What is needed: Gather each line of the records where "ISDB" appears.

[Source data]
——————
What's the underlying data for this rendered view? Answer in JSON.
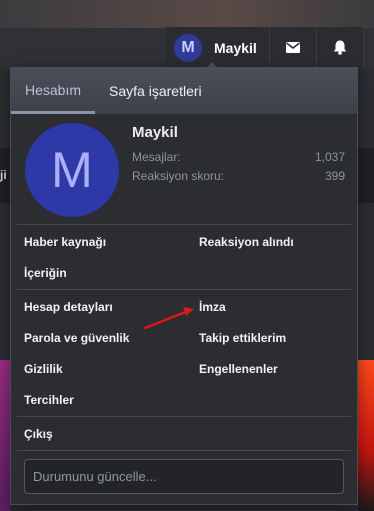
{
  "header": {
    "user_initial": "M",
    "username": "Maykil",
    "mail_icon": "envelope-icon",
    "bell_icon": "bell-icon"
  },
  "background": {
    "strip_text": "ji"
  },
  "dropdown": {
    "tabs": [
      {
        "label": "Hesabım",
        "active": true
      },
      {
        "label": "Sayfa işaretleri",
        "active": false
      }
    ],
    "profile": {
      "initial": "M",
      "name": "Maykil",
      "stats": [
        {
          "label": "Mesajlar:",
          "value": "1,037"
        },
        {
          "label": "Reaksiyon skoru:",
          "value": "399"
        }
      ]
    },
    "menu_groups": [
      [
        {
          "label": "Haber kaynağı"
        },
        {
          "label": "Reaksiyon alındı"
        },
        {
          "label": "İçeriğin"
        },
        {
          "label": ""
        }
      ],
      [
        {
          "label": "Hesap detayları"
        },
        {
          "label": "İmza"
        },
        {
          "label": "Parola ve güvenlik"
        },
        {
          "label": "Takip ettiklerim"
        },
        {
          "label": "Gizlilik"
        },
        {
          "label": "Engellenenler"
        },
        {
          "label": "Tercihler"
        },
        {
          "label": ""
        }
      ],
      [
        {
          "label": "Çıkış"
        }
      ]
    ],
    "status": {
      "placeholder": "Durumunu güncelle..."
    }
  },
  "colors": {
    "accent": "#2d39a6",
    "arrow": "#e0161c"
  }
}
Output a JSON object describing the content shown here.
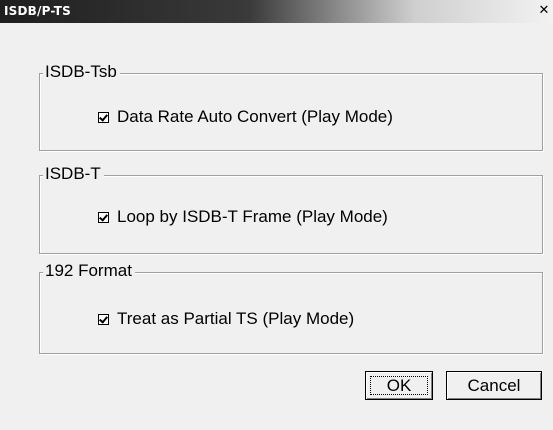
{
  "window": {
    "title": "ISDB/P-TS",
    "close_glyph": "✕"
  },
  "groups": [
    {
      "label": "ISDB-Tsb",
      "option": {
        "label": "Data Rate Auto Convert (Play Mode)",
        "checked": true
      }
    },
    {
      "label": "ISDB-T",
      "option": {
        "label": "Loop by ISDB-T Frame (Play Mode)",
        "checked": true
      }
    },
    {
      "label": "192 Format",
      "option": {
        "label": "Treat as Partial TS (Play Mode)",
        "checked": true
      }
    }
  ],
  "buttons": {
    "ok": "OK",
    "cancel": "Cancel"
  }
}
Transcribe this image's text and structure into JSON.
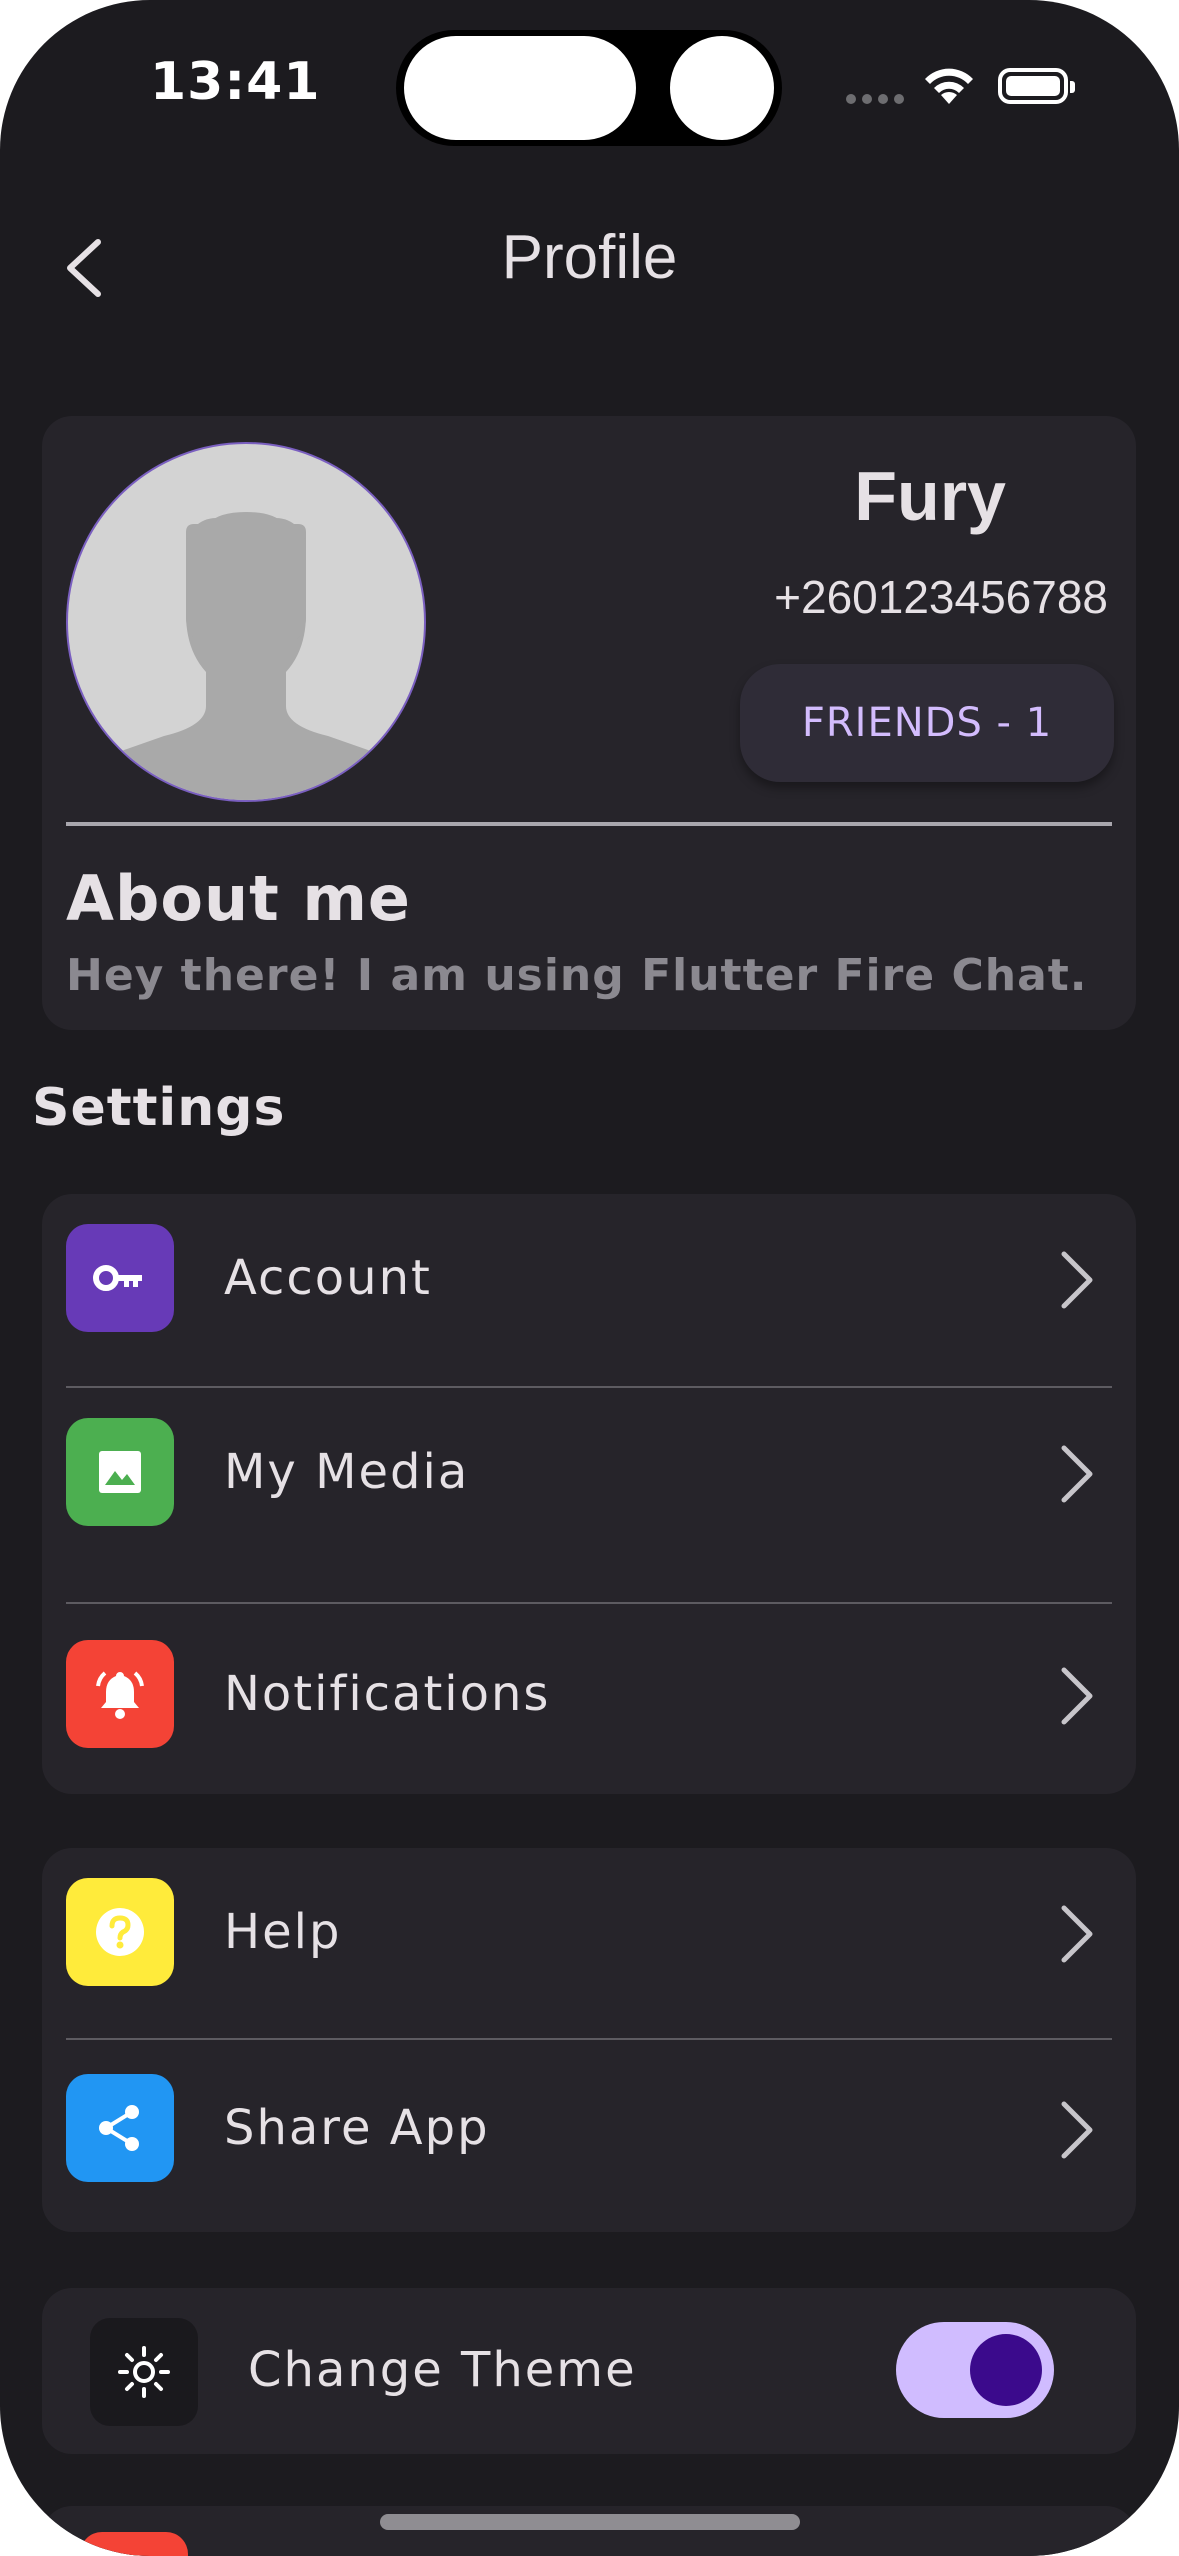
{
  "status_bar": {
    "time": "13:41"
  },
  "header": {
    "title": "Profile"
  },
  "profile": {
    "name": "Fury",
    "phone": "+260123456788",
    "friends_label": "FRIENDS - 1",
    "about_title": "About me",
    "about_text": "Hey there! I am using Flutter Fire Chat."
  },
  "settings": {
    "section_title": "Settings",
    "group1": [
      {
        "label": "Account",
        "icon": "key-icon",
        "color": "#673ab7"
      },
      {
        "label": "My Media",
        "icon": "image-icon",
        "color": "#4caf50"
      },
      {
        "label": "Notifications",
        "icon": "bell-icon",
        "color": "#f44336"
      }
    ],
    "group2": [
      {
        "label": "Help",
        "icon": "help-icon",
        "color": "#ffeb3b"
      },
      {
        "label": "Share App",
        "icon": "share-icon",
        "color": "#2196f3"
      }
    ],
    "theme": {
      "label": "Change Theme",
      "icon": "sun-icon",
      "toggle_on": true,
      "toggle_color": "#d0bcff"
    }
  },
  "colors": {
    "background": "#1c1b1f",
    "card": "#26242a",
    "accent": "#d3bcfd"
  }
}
——————
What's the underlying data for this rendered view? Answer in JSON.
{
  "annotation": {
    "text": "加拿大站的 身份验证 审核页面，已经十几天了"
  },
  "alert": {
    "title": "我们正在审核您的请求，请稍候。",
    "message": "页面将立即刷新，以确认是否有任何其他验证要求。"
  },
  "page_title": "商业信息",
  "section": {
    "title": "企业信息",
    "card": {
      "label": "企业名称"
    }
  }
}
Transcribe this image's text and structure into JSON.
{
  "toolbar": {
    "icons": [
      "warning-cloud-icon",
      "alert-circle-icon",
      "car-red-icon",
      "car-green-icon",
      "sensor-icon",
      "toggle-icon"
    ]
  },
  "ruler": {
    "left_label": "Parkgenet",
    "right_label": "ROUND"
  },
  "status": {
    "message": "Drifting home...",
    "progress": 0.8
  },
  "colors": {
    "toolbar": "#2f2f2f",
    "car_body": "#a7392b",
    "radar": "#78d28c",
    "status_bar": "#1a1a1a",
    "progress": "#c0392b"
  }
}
——————
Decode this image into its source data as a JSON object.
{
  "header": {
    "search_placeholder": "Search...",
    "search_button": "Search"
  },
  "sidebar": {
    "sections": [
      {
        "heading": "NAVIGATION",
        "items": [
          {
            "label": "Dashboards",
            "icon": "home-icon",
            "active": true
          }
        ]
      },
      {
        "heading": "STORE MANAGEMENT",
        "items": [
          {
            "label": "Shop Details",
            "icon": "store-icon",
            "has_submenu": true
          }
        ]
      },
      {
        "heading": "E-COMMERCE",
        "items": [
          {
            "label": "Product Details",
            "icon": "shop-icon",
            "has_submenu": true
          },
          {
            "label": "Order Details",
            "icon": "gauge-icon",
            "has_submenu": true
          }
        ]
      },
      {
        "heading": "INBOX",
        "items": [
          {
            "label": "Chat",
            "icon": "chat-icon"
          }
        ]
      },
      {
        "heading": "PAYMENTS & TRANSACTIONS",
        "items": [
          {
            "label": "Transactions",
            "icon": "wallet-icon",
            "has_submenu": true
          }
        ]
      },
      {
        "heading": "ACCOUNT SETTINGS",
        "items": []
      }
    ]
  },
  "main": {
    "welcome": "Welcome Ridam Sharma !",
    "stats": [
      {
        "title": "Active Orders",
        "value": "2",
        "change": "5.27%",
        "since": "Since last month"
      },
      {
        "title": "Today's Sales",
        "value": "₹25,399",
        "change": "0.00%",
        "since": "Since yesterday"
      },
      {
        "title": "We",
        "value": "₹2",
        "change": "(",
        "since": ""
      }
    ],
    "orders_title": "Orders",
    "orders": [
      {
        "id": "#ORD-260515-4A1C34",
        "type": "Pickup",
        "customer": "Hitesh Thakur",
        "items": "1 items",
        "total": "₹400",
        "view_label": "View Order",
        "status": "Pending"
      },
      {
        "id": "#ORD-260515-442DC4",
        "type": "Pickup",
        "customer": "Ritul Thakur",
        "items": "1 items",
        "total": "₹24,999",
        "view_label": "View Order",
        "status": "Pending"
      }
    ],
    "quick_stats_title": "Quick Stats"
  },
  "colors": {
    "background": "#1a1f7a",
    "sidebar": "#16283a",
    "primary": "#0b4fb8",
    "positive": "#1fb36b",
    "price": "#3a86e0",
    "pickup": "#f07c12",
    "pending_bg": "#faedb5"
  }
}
——————
The result:
    "title": "ISDB/P-TS",
      "label": "ISDB-Tsb",
      "label": "ISDB-T",
        "label": "Loop by ISDB-T Frame (Play Mode)",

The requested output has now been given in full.